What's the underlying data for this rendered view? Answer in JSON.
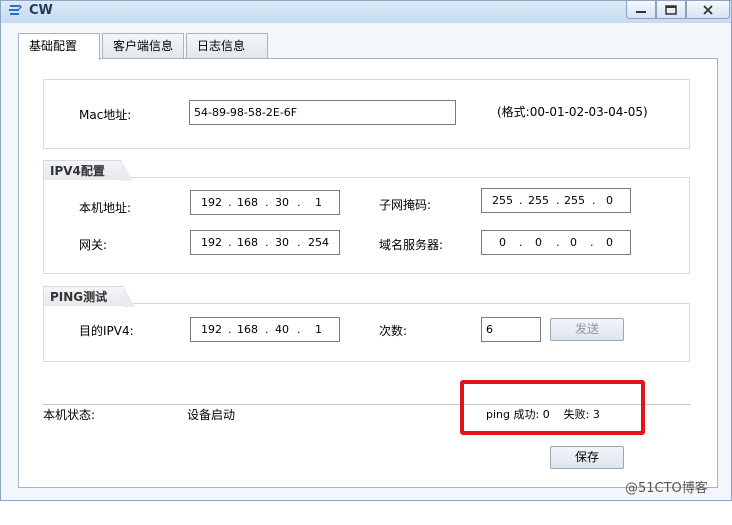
{
  "window": {
    "title": "CW"
  },
  "titlebar_buttons": {
    "minimize": "—",
    "maximize": "□",
    "close": "X"
  },
  "tabs": [
    "基础配置",
    "客户端信息",
    "日志信息"
  ],
  "mac": {
    "label": "Mac地址:",
    "value": "54-89-98-58-2E-6F",
    "format_hint": "(格式:00-01-02-03-04-05)"
  },
  "ipv4": {
    "group_title": "IPV4配置",
    "local_label": "本机地址:",
    "local": [
      "192",
      "168",
      "30",
      "1"
    ],
    "mask_label": "子网掩码:",
    "mask": [
      "255",
      "255",
      "255",
      "0"
    ],
    "gateway_label": "网关:",
    "gateway": [
      "192",
      "168",
      "30",
      "254"
    ],
    "dns_label": "域名服务器:",
    "dns": [
      "0",
      "0",
      "0",
      "0"
    ]
  },
  "ping": {
    "group_title": "PING测试",
    "target_label": "目的IPV4:",
    "target": [
      "192",
      "168",
      "40",
      "1"
    ],
    "count_label": "次数:",
    "count": "6",
    "send_label": "发送"
  },
  "status": {
    "label": "本机状态:",
    "value": "设备启动",
    "ping_result": "ping 成功: 0    失败: 3"
  },
  "save_label": "保存",
  "watermark": "@51CTO博客",
  "colors": {
    "highlight": "#e4121b",
    "titlebar": "#c7daf0"
  }
}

WHAT IS EXPECTED:
Reproduce the listing word for word and omit its pictures.

SOLUTION TO THIS EXERCISE:
What's the underlying data for this rendered view? Answer in JSON.
{
  "window": {
    "title": "CW"
  },
  "titlebar_buttons": {
    "minimize": "—",
    "maximize": "□",
    "close": "X"
  },
  "tabs": [
    "基础配置",
    "客户端信息",
    "日志信息"
  ],
  "mac": {
    "label": "Mac地址:",
    "value": "54-89-98-58-2E-6F",
    "format_hint": "(格式:00-01-02-03-04-05)"
  },
  "ipv4": {
    "group_title": "IPV4配置",
    "local_label": "本机地址:",
    "local": [
      "192",
      "168",
      "30",
      "1"
    ],
    "mask_label": "子网掩码:",
    "mask": [
      "255",
      "255",
      "255",
      "0"
    ],
    "gateway_label": "网关:",
    "gateway": [
      "192",
      "168",
      "30",
      "254"
    ],
    "dns_label": "域名服务器:",
    "dns": [
      "0",
      "0",
      "0",
      "0"
    ]
  },
  "ping": {
    "group_title": "PING测试",
    "target_label": "目的IPV4:",
    "target": [
      "192",
      "168",
      "40",
      "1"
    ],
    "count_label": "次数:",
    "count": "6",
    "send_label": "发送"
  },
  "status": {
    "label": "本机状态:",
    "value": "设备启动",
    "ping_result": "ping 成功: 0    失败: 3"
  },
  "save_label": "保存",
  "watermark": "@51CTO博客",
  "colors": {
    "highlight": "#e4121b",
    "titlebar": "#c7daf0"
  }
}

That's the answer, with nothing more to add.